▶ **Requirements**
Take each line that has the word "title" and return it.

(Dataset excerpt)
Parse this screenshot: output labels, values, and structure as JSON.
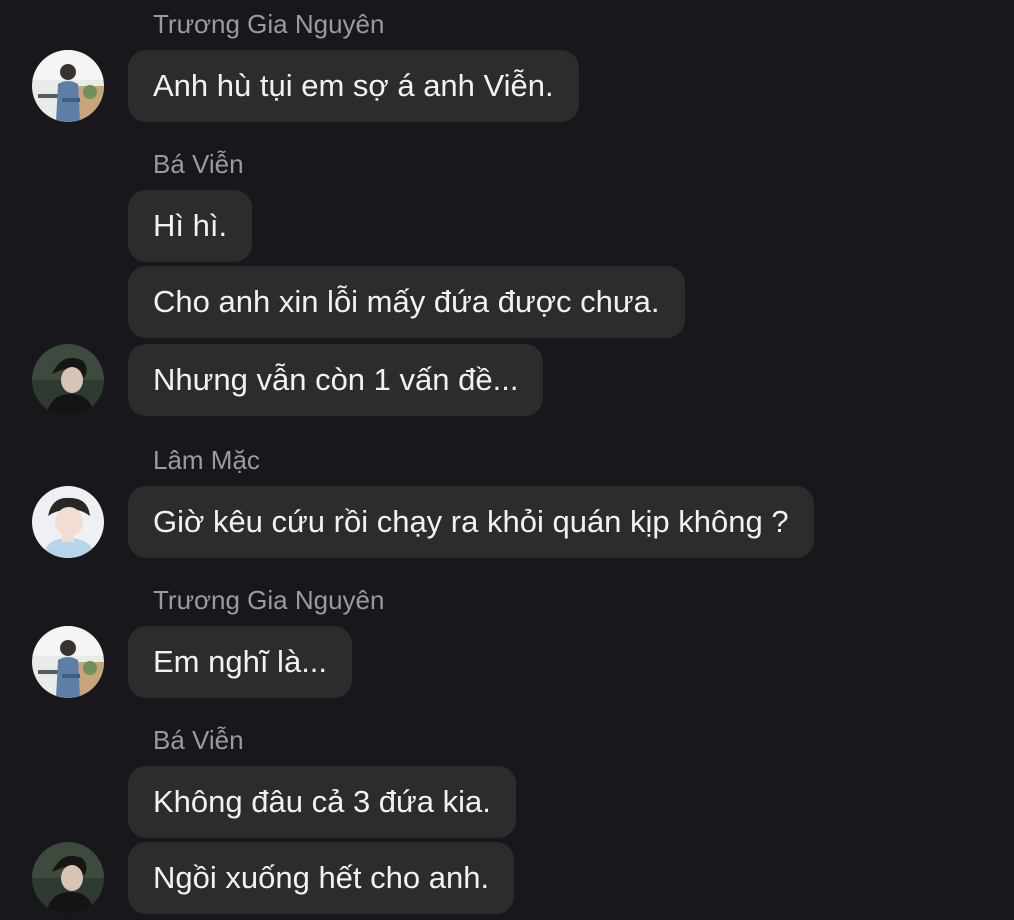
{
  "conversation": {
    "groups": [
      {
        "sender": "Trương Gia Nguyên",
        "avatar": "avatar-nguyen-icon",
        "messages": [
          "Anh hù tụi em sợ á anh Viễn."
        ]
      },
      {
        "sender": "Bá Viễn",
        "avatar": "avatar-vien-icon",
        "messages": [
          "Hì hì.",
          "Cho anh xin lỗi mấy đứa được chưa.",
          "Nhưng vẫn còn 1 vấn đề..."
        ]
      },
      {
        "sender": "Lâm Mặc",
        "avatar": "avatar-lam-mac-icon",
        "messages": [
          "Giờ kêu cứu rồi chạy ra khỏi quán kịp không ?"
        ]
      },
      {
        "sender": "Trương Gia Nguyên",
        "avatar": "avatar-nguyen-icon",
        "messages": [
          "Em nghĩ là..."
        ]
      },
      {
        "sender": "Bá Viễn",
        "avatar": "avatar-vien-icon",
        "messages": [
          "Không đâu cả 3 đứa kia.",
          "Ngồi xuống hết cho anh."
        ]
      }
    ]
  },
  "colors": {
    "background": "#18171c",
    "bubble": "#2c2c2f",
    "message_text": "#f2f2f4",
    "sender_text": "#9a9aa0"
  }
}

* * *

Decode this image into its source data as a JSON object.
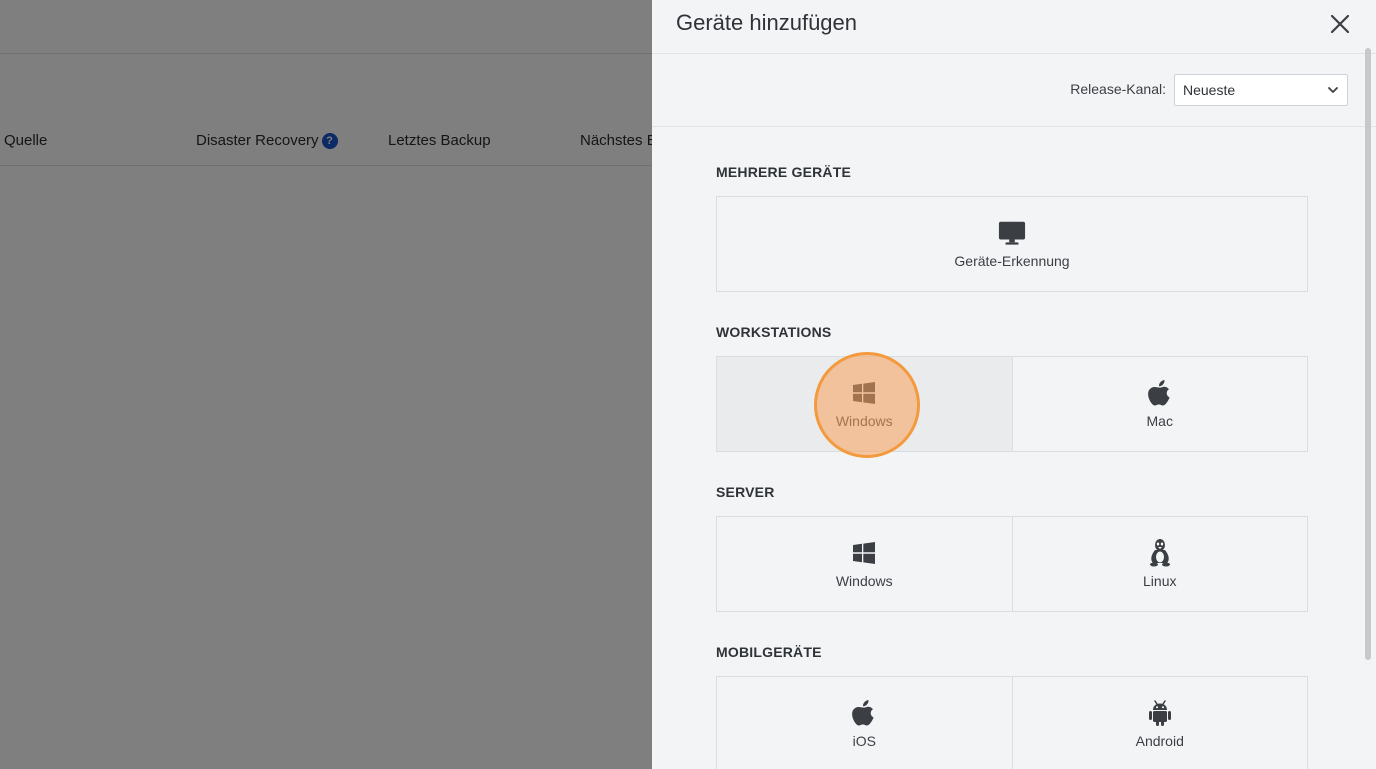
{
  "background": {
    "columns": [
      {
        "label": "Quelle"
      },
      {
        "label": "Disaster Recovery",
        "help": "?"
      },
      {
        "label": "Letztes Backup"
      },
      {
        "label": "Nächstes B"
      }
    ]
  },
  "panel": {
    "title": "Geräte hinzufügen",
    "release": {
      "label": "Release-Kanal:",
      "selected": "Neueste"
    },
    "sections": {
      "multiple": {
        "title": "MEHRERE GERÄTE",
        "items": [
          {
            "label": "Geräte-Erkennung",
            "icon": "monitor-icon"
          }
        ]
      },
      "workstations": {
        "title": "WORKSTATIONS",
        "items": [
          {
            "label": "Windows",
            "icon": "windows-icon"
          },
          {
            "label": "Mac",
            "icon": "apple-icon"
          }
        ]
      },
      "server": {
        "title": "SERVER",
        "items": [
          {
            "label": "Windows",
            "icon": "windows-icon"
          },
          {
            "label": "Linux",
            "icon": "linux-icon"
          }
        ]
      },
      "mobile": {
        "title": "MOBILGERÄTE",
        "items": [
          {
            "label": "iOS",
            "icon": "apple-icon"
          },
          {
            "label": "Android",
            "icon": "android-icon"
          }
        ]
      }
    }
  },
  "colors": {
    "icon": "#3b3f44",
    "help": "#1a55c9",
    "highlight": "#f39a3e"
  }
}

▶ **Response to this task**
    "title": "Geräte hinzufügen",
        "title": "MEHRERE GERÄTE",
        "title": "WORKSTATIONS",
        "title": "SERVER",
        "title": "MOBILGERÄTE",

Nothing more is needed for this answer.